EXERCISE REQUIREMENTS: Can you reproduce the records below, swapping every "sst-map" for "temperature-map" and leaving everything else unchanged?

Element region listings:
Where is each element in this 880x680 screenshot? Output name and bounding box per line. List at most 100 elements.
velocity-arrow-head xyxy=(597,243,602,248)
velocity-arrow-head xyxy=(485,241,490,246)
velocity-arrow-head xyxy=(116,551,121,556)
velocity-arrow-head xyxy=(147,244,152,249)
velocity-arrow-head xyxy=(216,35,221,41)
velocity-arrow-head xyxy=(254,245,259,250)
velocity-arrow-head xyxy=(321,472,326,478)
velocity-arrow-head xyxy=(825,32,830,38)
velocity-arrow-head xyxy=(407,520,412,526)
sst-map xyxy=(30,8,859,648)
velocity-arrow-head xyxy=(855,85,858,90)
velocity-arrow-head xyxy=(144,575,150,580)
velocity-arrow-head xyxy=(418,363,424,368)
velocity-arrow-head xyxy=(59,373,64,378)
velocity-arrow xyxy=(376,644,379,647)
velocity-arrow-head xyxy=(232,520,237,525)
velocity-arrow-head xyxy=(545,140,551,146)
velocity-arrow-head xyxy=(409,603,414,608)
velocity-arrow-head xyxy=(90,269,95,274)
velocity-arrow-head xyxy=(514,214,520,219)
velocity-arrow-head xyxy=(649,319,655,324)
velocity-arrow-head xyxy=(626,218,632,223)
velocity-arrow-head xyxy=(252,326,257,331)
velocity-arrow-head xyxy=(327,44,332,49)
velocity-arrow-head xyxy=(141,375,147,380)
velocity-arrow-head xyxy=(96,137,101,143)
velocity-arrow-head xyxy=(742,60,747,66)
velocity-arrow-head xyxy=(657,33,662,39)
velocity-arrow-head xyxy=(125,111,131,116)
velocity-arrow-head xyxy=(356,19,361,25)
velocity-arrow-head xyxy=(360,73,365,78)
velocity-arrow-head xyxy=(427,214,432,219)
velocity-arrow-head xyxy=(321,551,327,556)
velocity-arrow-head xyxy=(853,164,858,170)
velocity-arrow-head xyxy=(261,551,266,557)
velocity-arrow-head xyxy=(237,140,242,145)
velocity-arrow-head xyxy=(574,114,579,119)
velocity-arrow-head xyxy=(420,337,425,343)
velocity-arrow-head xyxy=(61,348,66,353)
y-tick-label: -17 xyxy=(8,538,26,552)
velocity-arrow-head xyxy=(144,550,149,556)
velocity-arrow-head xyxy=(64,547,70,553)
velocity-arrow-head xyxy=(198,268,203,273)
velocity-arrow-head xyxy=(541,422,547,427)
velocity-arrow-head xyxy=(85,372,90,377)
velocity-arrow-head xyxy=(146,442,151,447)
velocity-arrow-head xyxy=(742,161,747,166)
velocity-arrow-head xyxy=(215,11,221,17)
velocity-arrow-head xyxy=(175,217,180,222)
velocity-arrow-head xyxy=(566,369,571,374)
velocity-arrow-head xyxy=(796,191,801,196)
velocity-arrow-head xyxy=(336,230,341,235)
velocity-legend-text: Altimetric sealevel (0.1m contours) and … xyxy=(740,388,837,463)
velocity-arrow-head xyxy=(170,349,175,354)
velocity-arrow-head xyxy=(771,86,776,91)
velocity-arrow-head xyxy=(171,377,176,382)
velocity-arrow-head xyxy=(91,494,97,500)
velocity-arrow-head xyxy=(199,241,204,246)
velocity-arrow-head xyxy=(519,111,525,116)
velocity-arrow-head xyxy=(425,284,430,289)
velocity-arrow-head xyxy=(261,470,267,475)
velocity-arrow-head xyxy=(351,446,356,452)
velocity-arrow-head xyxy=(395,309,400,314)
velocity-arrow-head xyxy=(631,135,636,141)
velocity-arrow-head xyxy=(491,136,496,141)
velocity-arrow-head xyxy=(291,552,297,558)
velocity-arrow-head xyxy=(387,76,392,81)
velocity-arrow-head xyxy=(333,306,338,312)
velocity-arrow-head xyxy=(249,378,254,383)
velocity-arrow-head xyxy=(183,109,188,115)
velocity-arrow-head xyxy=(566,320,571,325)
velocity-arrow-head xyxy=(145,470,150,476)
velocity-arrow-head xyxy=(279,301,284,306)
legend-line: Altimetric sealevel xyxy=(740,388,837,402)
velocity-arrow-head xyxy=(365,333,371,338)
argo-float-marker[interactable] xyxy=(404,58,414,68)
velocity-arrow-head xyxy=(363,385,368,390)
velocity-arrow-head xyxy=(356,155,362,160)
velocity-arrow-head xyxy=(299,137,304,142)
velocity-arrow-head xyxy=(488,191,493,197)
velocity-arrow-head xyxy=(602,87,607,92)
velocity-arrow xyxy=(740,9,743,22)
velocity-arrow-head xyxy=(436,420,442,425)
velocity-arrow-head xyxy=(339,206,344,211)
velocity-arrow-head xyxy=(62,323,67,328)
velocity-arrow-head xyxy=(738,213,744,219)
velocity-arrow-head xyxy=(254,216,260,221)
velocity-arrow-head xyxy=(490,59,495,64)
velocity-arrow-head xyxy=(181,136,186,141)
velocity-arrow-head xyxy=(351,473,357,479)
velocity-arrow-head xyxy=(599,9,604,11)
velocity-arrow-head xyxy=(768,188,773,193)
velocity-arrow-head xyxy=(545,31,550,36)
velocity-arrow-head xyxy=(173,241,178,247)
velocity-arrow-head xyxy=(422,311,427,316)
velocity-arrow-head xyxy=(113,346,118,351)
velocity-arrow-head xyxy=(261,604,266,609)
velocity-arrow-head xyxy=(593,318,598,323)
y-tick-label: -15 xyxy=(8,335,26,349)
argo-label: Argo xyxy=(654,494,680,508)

SOLUTION TO THIS PROBLEM:
Where is each element in this 880x680 screenshot? Output name and bounding box per line. List at most 100 elements.
velocity-arrow-head xyxy=(597,243,602,248)
velocity-arrow-head xyxy=(485,241,490,246)
velocity-arrow-head xyxy=(116,551,121,556)
velocity-arrow-head xyxy=(147,244,152,249)
velocity-arrow-head xyxy=(216,35,221,41)
velocity-arrow-head xyxy=(254,245,259,250)
velocity-arrow-head xyxy=(321,472,326,478)
velocity-arrow-head xyxy=(825,32,830,38)
velocity-arrow-head xyxy=(407,520,412,526)
temperature-map xyxy=(30,8,859,648)
velocity-arrow-head xyxy=(855,85,858,90)
velocity-arrow-head xyxy=(144,575,150,580)
velocity-arrow-head xyxy=(418,363,424,368)
velocity-arrow-head xyxy=(59,373,64,378)
velocity-arrow xyxy=(376,644,379,647)
velocity-arrow-head xyxy=(232,520,237,525)
velocity-arrow-head xyxy=(545,140,551,146)
velocity-arrow-head xyxy=(409,603,414,608)
velocity-arrow-head xyxy=(90,269,95,274)
velocity-arrow-head xyxy=(514,214,520,219)
velocity-arrow-head xyxy=(649,319,655,324)
velocity-arrow-head xyxy=(626,218,632,223)
velocity-arrow-head xyxy=(252,326,257,331)
velocity-arrow-head xyxy=(327,44,332,49)
velocity-arrow-head xyxy=(141,375,147,380)
velocity-arrow-head xyxy=(96,137,101,143)
velocity-arrow-head xyxy=(742,60,747,66)
velocity-arrow-head xyxy=(657,33,662,39)
velocity-arrow-head xyxy=(125,111,131,116)
velocity-arrow-head xyxy=(356,19,361,25)
velocity-arrow-head xyxy=(360,73,365,78)
velocity-arrow-head xyxy=(427,214,432,219)
velocity-arrow-head xyxy=(321,551,327,556)
velocity-arrow-head xyxy=(853,164,858,170)
velocity-arrow-head xyxy=(261,551,266,557)
velocity-arrow-head xyxy=(237,140,242,145)
velocity-arrow-head xyxy=(574,114,579,119)
velocity-arrow-head xyxy=(420,337,425,343)
velocity-arrow-head xyxy=(61,348,66,353)
y-tick-label: -17 xyxy=(8,538,26,552)
velocity-arrow-head xyxy=(144,550,149,556)
velocity-arrow-head xyxy=(64,547,70,553)
velocity-arrow-head xyxy=(198,268,203,273)
velocity-arrow-head xyxy=(541,422,547,427)
velocity-arrow-head xyxy=(85,372,90,377)
velocity-arrow-head xyxy=(146,442,151,447)
velocity-arrow-head xyxy=(742,161,747,166)
velocity-arrow-head xyxy=(215,11,221,17)
velocity-arrow-head xyxy=(175,217,180,222)
velocity-arrow-head xyxy=(566,369,571,374)
velocity-arrow-head xyxy=(796,191,801,196)
velocity-arrow-head xyxy=(336,230,341,235)
velocity-legend-text: Altimetric sealevel (0.1m contours) and … xyxy=(740,388,837,463)
velocity-arrow-head xyxy=(170,349,175,354)
velocity-arrow-head xyxy=(771,86,776,91)
velocity-arrow-head xyxy=(171,377,176,382)
velocity-arrow-head xyxy=(91,494,97,500)
velocity-arrow-head xyxy=(199,241,204,246)
velocity-arrow-head xyxy=(519,111,525,116)
velocity-arrow-head xyxy=(425,284,430,289)
velocity-arrow-head xyxy=(261,470,267,475)
velocity-arrow-head xyxy=(351,446,356,452)
velocity-arrow-head xyxy=(395,309,400,314)
velocity-arrow-head xyxy=(631,135,636,141)
velocity-arrow-head xyxy=(491,136,496,141)
velocity-arrow-head xyxy=(291,552,297,558)
velocity-arrow-head xyxy=(387,76,392,81)
velocity-arrow-head xyxy=(333,306,338,312)
velocity-arrow-head xyxy=(249,378,254,383)
velocity-arrow-head xyxy=(183,109,188,115)
velocity-arrow-head xyxy=(566,320,571,325)
velocity-arrow-head xyxy=(145,470,150,476)
velocity-arrow-head xyxy=(279,301,284,306)
legend-line: Altimetric sealevel xyxy=(740,388,837,402)
velocity-arrow-head xyxy=(365,333,371,338)
argo-float-marker[interactable] xyxy=(404,58,414,68)
velocity-arrow-head xyxy=(363,385,368,390)
velocity-arrow-head xyxy=(356,155,362,160)
velocity-arrow-head xyxy=(299,137,304,142)
velocity-arrow-head xyxy=(488,191,493,197)
velocity-arrow-head xyxy=(602,87,607,92)
velocity-arrow xyxy=(740,9,743,22)
velocity-arrow-head xyxy=(436,420,442,425)
velocity-arrow-head xyxy=(339,206,344,211)
velocity-arrow-head xyxy=(62,323,67,328)
velocity-arrow-head xyxy=(738,213,744,219)
velocity-arrow-head xyxy=(254,216,260,221)
velocity-arrow-head xyxy=(490,59,495,64)
velocity-arrow-head xyxy=(181,136,186,141)
velocity-arrow-head xyxy=(351,473,357,479)
velocity-arrow-head xyxy=(599,9,604,11)
velocity-arrow-head xyxy=(768,188,773,193)
velocity-arrow-head xyxy=(545,31,550,36)
velocity-arrow-head xyxy=(173,241,178,247)
velocity-arrow-head xyxy=(422,311,427,316)
velocity-arrow-head xyxy=(113,346,118,351)
velocity-arrow-head xyxy=(261,604,266,609)
velocity-arrow-head xyxy=(593,318,598,323)
y-tick-label: -15 xyxy=(8,335,26,349)
argo-label: Argo xyxy=(654,494,680,508)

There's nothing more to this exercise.